▸ **TASK REQUIREMENTS**:
- a) Reproduce the stretch of the Cambridge Gardens text from "Cambridge Gardens is a" through "Western Sydney region.", replacing "suburb" with "locality".
- b) Extend the Cambridge Gardens text, starting after its final sentence.

▸ **PAGE TEXT**:
== Segment start ==

- Cambridge Gardens Location in metropolitan Sydney
- Interactive map of Cambridge Gardens
- Coordinates: 33°44′17″S 150°43′16″E﻿ / ﻿33.738°S 150.721°E
- Country: Australia
- State: New South Wales
- City: Sydney
- LGA: City of Penrith;
- Location: 54 km (34 mi) west of Sydney CBD;
- Established: 1981

Government
- • State electorates: Londonderry; Penrith;
- • Federal division: Lindsay;

Area
- • Total: 0.74 km^{2} (0.29 sq mi)
- Elevation: 35 m (115 ft)

Population
- • Total: 2,030 (2021 census)
- • Density: 2,743/km^{2} (7,100/sq mi)
- Postcode: 2747
Suburbs around Cambridge Gardens
| Cranebrook | Jordan Springs | Jordan Springs |
| Penrith | Cambridge Gardens | Werrington Downs |
| Penrith | Cambridge Park | Cambridge Park |

= Cambridge Gardens =

Cambridge Gardens is a suburb of Sydney, in the state of New South Wales, Australia. Cambridge Gardens is located 54 kilometres west of the Sydney central business district, in the local government area of the City of Penrith and is part of the Greater Western Sydney region.

== Segment end ==

▸ **GIVEN INFORMATION**:
== Segment start ==

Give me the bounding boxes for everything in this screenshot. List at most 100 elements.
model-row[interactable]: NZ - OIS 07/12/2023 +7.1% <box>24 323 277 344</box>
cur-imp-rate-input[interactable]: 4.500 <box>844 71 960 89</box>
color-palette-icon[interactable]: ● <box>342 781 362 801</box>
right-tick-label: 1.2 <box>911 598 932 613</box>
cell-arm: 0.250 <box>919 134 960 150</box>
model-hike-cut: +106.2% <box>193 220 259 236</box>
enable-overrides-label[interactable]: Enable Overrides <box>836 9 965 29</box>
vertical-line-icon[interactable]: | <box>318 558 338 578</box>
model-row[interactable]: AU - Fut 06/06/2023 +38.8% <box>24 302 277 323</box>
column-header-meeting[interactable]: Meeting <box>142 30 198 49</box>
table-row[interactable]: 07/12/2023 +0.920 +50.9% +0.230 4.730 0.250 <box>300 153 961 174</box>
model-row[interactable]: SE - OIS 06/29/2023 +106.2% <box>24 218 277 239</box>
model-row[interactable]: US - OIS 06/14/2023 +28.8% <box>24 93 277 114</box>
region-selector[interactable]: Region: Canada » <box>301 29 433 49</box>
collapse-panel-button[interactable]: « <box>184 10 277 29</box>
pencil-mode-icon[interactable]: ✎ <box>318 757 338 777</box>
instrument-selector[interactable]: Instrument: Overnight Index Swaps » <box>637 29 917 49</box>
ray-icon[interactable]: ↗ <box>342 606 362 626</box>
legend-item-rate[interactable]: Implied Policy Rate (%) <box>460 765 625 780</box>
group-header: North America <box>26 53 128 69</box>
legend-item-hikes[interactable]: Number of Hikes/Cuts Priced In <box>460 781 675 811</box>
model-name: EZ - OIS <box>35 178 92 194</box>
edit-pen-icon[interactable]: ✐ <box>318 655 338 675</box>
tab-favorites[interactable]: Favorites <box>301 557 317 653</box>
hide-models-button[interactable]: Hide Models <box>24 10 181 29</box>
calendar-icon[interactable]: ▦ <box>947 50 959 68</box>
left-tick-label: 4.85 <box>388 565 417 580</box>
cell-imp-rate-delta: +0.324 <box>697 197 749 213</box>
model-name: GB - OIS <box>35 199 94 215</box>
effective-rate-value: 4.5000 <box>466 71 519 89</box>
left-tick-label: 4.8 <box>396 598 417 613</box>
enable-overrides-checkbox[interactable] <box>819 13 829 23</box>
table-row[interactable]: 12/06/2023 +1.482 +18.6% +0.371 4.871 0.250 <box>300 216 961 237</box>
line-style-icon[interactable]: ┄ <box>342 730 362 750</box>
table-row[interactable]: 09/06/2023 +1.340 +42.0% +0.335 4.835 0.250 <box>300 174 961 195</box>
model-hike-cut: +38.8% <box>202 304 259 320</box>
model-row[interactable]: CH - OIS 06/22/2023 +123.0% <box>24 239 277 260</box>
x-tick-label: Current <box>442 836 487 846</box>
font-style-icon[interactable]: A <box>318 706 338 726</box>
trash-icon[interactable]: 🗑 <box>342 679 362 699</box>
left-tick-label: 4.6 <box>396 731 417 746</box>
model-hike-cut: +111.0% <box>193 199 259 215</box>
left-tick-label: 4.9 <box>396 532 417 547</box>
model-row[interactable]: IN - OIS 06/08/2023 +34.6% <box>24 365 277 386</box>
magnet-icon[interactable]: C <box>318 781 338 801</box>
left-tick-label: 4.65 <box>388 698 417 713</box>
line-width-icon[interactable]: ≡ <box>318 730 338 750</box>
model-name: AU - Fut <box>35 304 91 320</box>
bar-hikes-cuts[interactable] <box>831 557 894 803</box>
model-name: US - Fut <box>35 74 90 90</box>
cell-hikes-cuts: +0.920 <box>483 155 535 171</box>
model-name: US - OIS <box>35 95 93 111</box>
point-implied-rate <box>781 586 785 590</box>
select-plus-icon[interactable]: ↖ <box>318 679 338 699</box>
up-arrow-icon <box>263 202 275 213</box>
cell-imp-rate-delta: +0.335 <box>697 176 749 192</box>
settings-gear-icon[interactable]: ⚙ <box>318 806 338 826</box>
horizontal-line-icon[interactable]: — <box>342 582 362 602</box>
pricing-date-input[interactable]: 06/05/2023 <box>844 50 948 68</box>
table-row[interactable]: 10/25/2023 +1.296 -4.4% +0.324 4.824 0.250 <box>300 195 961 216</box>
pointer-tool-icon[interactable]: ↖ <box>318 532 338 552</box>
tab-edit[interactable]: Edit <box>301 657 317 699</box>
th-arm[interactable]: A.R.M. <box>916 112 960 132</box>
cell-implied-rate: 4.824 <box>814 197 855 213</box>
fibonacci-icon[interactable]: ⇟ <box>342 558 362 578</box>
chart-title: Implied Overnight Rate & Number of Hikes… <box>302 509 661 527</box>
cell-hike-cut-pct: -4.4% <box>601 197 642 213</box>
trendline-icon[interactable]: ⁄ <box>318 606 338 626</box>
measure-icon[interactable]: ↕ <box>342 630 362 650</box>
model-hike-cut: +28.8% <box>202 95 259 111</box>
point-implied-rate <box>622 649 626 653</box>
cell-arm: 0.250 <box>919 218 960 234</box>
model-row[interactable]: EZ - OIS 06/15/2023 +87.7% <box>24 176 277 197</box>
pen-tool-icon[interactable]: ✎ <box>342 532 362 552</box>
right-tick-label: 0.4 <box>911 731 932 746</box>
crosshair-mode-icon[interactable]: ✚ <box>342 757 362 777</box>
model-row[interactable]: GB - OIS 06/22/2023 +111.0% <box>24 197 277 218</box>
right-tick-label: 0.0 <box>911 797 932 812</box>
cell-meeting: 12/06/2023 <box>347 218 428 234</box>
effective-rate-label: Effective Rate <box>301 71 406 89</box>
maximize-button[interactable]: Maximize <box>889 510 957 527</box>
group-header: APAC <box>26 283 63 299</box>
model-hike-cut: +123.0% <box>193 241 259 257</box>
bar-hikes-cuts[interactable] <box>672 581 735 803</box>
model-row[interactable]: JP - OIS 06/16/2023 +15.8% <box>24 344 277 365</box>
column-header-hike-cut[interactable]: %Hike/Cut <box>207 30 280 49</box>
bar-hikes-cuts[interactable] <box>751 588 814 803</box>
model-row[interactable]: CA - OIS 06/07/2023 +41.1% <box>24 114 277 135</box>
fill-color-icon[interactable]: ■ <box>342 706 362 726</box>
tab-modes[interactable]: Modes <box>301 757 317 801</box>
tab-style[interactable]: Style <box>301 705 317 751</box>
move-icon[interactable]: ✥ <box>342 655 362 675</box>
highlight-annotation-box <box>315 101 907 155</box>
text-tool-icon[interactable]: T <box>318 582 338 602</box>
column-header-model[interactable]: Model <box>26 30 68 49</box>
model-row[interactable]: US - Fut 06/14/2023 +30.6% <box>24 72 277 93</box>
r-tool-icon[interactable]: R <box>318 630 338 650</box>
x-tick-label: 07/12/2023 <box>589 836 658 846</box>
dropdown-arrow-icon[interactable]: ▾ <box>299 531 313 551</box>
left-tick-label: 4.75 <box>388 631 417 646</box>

== Segment end ==

▸ **TASK RESPONSES**:
- a)
Cambridge Gardens is a locality of Sydney, in the state of New South Wales, Australia. Cambridge Gardens is located 54 kilometres west of the Sydney central business district, in the local government area of the City of Penrith and is part of the Greater Western Sydney region.

- b)
==History==
Cambridge Gardens is a relatively new suburb, having only been gazetted in 1981. It was formerly part of the suburb of Cambridge Park.

===Aboriginal culture===
Prior to European settlement, what is now Cambridge Gardens was home to the Mulgoa people who spoke the Darug language. They lived a hunter-gatherer lifestyle governed by traditional laws, which had their origins in the Dreamtime. Their homes were bark huts called 'gunyahs'. They hunted kangaroos and emus for meat, and gathered yams, berries and other native plants. Shortly after the arrival of the First Fleet in Australia in 1788, an outbreak of smallpox decimated the local indigenous communities and made it easier for settlers to dispossess them of their land.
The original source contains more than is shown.